__RAW DATA__:
********

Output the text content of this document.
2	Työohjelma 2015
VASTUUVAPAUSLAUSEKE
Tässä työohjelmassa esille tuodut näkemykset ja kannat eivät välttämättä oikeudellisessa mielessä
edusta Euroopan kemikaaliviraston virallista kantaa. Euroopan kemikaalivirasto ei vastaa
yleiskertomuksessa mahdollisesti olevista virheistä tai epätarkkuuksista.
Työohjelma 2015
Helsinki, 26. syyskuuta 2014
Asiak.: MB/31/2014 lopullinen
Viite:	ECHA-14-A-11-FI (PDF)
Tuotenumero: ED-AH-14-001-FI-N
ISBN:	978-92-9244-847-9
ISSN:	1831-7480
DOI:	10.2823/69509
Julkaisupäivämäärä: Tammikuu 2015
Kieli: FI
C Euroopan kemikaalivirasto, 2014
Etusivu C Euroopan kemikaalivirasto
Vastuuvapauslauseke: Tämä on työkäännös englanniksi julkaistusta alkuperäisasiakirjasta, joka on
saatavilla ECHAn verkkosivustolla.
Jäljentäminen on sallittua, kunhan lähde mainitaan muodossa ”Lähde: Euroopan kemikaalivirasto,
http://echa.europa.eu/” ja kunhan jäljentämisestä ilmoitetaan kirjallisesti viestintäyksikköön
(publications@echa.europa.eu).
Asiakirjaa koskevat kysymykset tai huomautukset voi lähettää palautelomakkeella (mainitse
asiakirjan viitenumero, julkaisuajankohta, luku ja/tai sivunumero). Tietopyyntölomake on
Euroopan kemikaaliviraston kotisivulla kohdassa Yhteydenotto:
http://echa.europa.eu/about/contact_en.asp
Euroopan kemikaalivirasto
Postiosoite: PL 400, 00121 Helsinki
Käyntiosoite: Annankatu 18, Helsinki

********

__YOUR OBJECTIVE__: Report the number of lines in the entries where the word "Euroopan" occurs, and add nothing else.

__REPLY TO THE TASK__: 6